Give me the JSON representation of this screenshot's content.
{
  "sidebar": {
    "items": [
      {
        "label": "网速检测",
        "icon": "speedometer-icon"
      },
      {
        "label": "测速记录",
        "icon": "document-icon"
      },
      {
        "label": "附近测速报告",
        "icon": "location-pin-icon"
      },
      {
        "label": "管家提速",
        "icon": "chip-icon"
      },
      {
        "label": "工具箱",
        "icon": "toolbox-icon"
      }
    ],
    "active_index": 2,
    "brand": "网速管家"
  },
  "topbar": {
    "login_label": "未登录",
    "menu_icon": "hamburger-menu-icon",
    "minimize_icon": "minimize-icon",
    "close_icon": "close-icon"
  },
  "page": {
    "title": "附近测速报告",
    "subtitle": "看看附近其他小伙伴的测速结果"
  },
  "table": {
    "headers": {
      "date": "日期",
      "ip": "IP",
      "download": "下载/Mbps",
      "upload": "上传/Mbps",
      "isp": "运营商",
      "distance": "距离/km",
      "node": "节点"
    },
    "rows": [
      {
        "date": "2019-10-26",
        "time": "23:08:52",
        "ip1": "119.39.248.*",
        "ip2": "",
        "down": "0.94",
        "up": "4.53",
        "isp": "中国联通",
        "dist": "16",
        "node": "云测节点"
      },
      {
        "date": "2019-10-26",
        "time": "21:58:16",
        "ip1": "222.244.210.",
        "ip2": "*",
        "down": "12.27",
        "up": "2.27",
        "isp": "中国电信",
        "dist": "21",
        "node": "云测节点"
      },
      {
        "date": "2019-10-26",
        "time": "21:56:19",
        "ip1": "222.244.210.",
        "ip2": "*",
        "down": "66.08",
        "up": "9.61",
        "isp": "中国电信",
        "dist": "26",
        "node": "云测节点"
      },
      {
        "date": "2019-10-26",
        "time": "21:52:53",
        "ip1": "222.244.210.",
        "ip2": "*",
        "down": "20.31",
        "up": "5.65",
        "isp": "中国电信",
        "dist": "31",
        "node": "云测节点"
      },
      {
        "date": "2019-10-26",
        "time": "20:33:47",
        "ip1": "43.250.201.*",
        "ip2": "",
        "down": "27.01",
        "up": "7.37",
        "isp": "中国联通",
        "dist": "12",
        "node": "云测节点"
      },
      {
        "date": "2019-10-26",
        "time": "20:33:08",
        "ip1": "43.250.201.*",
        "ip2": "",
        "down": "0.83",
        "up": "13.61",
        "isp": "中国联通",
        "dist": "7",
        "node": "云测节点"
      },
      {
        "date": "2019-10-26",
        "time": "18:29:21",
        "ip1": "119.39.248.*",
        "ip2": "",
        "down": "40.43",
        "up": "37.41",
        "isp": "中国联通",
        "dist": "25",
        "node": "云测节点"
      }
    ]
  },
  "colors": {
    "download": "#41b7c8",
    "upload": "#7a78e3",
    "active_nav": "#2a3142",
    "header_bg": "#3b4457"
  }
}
___
> Exercise description: Go through the listing and copy all of it exactly.

> Written answer:
Give me the JSON representation of this screenshot's content.
{
  "sidebar": {
    "items": [
      {
        "label": "网速检测",
        "icon": "speedometer-icon"
      },
      {
        "label": "测速记录",
        "icon": "document-icon"
      },
      {
        "label": "附近测速报告",
        "icon": "location-pin-icon"
      },
      {
        "label": "管家提速",
        "icon": "chip-icon"
      },
      {
        "label": "工具箱",
        "icon": "toolbox-icon"
      }
    ],
    "active_index": 2,
    "brand": "网速管家"
  },
  "topbar": {
    "login_label": "未登录",
    "menu_icon": "hamburger-menu-icon",
    "minimize_icon": "minimize-icon",
    "close_icon": "close-icon"
  },
  "page": {
    "title": "附近测速报告",
    "subtitle": "看看附近其他小伙伴的测速结果"
  },
  "table": {
    "headers": {
      "date": "日期",
      "ip": "IP",
      "download": "下载/Mbps",
      "upload": "上传/Mbps",
      "isp": "运营商",
      "distance": "距离/km",
      "node": "节点"
    },
    "rows": [
      {
        "date": "2019-10-26",
        "time": "23:08:52",
        "ip1": "119.39.248.*",
        "ip2": "",
        "down": "0.94",
        "up": "4.53",
        "isp": "中国联通",
        "dist": "16",
        "node": "云测节点"
      },
      {
        "date": "2019-10-26",
        "time": "21:58:16",
        "ip1": "222.244.210.",
        "ip2": "*",
        "down": "12.27",
        "up": "2.27",
        "isp": "中国电信",
        "dist": "21",
        "node": "云测节点"
      },
      {
        "date": "2019-10-26",
        "time": "21:56:19",
        "ip1": "222.244.210.",
        "ip2": "*",
        "down": "66.08",
        "up": "9.61",
        "isp": "中国电信",
        "dist": "26",
        "node": "云测节点"
      },
      {
        "date": "2019-10-26",
        "time": "21:52:53",
        "ip1": "222.244.210.",
        "ip2": "*",
        "down": "20.31",
        "up": "5.65",
        "isp": "中国电信",
        "dist": "31",
        "node": "云测节点"
      },
      {
        "date": "2019-10-26",
        "time": "20:33:47",
        "ip1": "43.250.201.*",
        "ip2": "",
        "down": "27.01",
        "up": "7.37",
        "isp": "中国联通",
        "dist": "12",
        "node": "云测节点"
      },
      {
        "date": "2019-10-26",
        "time": "20:33:08",
        "ip1": "43.250.201.*",
        "ip2": "",
        "down": "0.83",
        "up": "13.61",
        "isp": "中国联通",
        "dist": "7",
        "node": "云测节点"
      },
      {
        "date": "2019-10-26",
        "time": "18:29:21",
        "ip1": "119.39.248.*",
        "ip2": "",
        "down": "40.43",
        "up": "37.41",
        "isp": "中国联通",
        "dist": "25",
        "node": "云测节点"
      }
    ]
  },
  "colors": {
    "download": "#41b7c8",
    "upload": "#7a78e3",
    "active_nav": "#2a3142",
    "header_bg": "#3b4457"
  }
}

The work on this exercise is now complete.